■ Task to complete
How many lines of the data include the string "document"? State the number and nothing else.

• • • • •

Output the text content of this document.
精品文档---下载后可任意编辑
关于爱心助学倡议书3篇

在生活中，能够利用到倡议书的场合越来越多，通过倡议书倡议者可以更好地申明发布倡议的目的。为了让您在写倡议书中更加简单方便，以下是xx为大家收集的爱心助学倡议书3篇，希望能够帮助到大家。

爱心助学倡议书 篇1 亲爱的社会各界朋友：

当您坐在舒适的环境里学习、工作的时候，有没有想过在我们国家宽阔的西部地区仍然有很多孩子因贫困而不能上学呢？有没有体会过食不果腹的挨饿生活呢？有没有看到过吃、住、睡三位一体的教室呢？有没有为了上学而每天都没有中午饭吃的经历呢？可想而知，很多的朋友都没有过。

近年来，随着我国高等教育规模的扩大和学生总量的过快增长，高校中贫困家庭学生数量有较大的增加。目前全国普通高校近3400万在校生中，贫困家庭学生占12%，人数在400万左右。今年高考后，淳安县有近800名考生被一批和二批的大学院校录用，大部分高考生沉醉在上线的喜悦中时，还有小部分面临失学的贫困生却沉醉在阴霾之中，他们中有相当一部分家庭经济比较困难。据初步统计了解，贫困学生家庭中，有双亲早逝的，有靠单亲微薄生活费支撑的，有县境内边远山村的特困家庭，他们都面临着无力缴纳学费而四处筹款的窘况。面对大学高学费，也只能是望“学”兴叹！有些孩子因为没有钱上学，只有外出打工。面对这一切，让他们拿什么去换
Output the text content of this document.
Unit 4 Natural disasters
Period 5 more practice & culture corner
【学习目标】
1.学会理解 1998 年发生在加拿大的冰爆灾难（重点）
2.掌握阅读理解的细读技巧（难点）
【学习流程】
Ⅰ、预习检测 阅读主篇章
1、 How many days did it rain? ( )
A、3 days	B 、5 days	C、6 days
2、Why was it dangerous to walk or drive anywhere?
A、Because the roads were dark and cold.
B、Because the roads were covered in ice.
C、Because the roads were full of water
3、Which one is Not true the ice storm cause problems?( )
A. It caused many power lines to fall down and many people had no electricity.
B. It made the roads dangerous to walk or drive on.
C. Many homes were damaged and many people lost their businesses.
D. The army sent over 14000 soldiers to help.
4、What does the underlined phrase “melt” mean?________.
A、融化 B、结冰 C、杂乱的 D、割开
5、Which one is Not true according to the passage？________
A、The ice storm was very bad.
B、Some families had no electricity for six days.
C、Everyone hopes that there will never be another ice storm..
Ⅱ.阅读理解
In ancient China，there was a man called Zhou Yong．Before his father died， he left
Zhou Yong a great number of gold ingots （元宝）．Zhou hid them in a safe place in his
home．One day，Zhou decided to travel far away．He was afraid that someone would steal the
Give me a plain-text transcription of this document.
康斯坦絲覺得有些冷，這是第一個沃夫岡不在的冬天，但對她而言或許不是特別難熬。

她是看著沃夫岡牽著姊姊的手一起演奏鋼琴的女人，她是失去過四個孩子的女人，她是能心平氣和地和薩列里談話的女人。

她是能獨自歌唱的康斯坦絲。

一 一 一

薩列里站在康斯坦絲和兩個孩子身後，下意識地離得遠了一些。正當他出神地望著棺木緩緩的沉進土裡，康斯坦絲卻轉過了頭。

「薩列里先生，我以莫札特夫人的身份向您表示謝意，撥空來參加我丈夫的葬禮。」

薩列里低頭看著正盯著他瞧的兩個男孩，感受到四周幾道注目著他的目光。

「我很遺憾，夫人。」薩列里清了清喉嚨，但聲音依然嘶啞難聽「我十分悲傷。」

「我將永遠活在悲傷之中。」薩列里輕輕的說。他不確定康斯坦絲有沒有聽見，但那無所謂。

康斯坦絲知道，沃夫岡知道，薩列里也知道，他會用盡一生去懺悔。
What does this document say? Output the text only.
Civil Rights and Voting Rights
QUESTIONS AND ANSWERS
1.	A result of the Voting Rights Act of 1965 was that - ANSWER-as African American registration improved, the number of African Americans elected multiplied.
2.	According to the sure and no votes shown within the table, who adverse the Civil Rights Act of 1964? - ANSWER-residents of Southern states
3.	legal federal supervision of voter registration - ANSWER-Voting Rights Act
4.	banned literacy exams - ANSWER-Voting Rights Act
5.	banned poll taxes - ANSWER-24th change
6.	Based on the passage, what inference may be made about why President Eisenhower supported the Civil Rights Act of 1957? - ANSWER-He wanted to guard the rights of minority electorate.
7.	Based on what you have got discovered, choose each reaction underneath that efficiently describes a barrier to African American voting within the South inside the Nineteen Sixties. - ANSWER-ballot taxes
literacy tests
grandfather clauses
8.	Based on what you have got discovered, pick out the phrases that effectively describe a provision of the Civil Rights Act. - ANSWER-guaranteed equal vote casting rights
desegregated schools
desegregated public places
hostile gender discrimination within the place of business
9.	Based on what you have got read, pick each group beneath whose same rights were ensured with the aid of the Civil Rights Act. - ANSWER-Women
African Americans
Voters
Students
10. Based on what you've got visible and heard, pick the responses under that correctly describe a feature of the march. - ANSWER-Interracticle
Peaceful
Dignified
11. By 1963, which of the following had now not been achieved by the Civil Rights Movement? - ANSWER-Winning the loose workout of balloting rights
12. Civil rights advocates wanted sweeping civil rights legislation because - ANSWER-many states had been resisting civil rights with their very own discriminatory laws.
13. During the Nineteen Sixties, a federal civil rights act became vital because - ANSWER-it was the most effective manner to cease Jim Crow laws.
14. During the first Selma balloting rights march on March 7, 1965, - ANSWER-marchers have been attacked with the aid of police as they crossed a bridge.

• • • • •

■ Problem solution
4